## PROBLEM DESCRIPTION
Every line must be returned precisely as it is written.

## TASK INPUT
=======
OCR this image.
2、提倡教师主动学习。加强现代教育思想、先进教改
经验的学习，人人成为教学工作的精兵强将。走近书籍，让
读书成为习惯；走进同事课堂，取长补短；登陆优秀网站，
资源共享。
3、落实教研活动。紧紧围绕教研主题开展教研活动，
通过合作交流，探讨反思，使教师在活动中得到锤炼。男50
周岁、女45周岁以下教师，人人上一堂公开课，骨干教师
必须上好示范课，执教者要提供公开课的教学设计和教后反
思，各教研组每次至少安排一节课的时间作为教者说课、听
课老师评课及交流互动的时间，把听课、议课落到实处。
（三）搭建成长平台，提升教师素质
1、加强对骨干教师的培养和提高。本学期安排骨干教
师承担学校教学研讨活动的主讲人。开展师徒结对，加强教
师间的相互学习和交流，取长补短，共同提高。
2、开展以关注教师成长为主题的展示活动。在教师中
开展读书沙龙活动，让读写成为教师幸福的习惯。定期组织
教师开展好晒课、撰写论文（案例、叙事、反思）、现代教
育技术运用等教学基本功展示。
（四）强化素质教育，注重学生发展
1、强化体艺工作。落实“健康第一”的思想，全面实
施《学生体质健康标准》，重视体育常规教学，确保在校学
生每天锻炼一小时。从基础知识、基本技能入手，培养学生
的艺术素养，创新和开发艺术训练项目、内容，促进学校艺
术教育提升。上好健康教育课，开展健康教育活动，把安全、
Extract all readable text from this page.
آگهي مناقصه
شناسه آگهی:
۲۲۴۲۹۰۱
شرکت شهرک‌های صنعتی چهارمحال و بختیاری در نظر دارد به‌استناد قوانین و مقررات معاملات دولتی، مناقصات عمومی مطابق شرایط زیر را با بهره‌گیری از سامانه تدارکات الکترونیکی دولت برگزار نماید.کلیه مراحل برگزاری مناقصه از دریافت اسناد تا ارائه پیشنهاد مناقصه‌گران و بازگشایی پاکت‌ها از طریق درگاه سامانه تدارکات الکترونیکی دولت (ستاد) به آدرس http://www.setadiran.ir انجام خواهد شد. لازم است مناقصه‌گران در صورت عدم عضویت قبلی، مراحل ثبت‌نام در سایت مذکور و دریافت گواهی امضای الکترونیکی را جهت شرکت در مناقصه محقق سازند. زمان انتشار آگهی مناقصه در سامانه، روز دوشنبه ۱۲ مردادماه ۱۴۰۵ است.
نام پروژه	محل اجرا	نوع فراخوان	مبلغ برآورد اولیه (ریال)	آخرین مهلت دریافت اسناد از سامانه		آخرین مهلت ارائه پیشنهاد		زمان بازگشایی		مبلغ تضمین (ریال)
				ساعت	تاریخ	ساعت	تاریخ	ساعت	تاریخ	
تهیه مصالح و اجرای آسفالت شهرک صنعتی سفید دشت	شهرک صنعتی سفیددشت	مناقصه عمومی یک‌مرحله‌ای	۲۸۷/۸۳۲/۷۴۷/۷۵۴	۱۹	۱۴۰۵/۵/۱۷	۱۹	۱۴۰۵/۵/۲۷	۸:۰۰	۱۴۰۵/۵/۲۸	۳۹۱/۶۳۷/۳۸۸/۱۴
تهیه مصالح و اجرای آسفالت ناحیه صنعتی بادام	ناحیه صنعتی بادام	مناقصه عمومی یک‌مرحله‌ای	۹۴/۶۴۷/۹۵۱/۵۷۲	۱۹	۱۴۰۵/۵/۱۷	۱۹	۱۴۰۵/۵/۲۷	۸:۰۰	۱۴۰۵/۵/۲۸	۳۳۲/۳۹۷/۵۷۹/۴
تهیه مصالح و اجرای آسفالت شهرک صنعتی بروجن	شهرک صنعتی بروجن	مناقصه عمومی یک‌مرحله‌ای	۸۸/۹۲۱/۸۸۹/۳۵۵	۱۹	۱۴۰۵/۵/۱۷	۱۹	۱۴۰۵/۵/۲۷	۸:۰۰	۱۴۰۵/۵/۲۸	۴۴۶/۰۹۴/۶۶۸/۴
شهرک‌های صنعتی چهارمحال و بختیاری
=======
## FULL ANSWER
OCR this image.
2、提倡教师主动学习。加强现代教育思想、先进教改
经验的学习，人人成为教学工作的精兵强将。走近书籍，让
读书成为习惯；走进同事课堂，取长补短；登陆优秀网站，
资源共享。
3、落实教研活动。紧紧围绕教研主题开展教研活动，
通过合作交流，探讨反思，使教师在活动中得到锤炼。男50
周岁、女45周岁以下教师，人人上一堂公开课，骨干教师
必须上好示范课，执教者要提供公开课的教学设计和教后反
思，各教研组每次至少安排一节课的时间作为教者说课、听
课老师评课及交流互动的时间，把听课、议课落到实处。
（三）搭建成长平台，提升教师素质
1、加强对骨干教师的培养和提高。本学期安排骨干教
师承担学校教学研讨活动的主讲人。开展师徒结对，加强教
师间的相互学习和交流，取长补短，共同提高。
2、开展以关注教师成长为主题的展示活动。在教师中
开展读书沙龙活动，让读写成为教师幸福的习惯。定期组织
教师开展好晒课、撰写论文（案例、叙事、反思）、现代教
育技术运用等教学基本功展示。
（四）强化素质教育，注重学生发展
1、强化体艺工作。落实“健康第一”的思想，全面实
施《学生体质健康标准》，重视体育常规教学，确保在校学
生每天锻炼一小时。从基础知识、基本技能入手，培养学生
的艺术素养，创新和开发艺术训练项目、内容，促进学校艺
术教育提升。上好健康教育课，开展健康教育活动，把安全、
Extract all readable text from this page.
آگهي مناقصه
شناسه آگهی:
۲۲۴۲۹۰۱
شرکت شهرک‌های صنعتی چهارمحال و بختیاری در نظر دارد به‌استناد قوانین و مقررات معاملات دولتی، مناقصات عمومی مطابق شرایط زیر را با بهره‌گیری از سامانه تدارکات الکترونیکی دولت برگزار نماید.کلیه مراحل برگزاری مناقصه از دریافت اسناد تا ارائه پیشنهاد مناقصه‌گران و بازگشایی پاکت‌ها از طریق درگاه سامانه تدارکات الکترونیکی دولت (ستاد) به آدرس http://www.setadiran.ir انجام خواهد شد. لازم است مناقصه‌گران در صورت عدم عضویت قبلی، مراحل ثبت‌نام در سایت مذکور و دریافت گواهی امضای الکترونیکی را جهت شرکت در مناقصه محقق سازند. زمان انتشار آگهی مناقصه در سامانه، روز دوشنبه ۱۲ مردادماه ۱۴۰۵ است.
نام پروژه	محل اجرا	نوع فراخوان	مبلغ برآورد اولیه (ریال)	آخرین مهلت دریافت اسناد از سامانه		آخرین مهلت ارائه پیشنهاد		زمان بازگشایی		مبلغ تضمین (ریال)
				ساعت	تاریخ	ساعت	تاریخ	ساعت	تاریخ	
تهیه مصالح و اجرای آسفالت شهرک صنعتی سفید دشت	شهرک صنعتی سفیددشت	مناقصه عمومی یک‌مرحله‌ای	۲۸۷/۸۳۲/۷۴۷/۷۵۴	۱۹	۱۴۰۵/۵/۱۷	۱۹	۱۴۰۵/۵/۲۷	۸:۰۰	۱۴۰۵/۵/۲۸	۳۹۱/۶۳۷/۳۸۸/۱۴
تهیه مصالح و اجرای آسفالت ناحیه صنعتی بادام	ناحیه صنعتی بادام	مناقصه عمومی یک‌مرحله‌ای	۹۴/۶۴۷/۹۵۱/۵۷۲	۱۹	۱۴۰۵/۵/۱۷	۱۹	۱۴۰۵/۵/۲۷	۸:۰۰	۱۴۰۵/۵/۲۸	۳۳۲/۳۹۷/۵۷۹/۴
تهیه مصالح و اجرای آسفالت شهرک صنعتی بروجن	شهرک صنعتی بروجن	مناقصه عمومی یک‌مرحله‌ای	۸۸/۹۲۱/۸۸۹/۳۵۵	۱۹	۱۴۰۵/۵/۱۷	۱۹	۱۴۰۵/۵/۲۷	۸:۰۰	۱۴۰۵/۵/۲۸	۴۴۶/۰۹۴/۶۶۸/۴
شهرک‌های صنعتی چهارمحال و بختیاری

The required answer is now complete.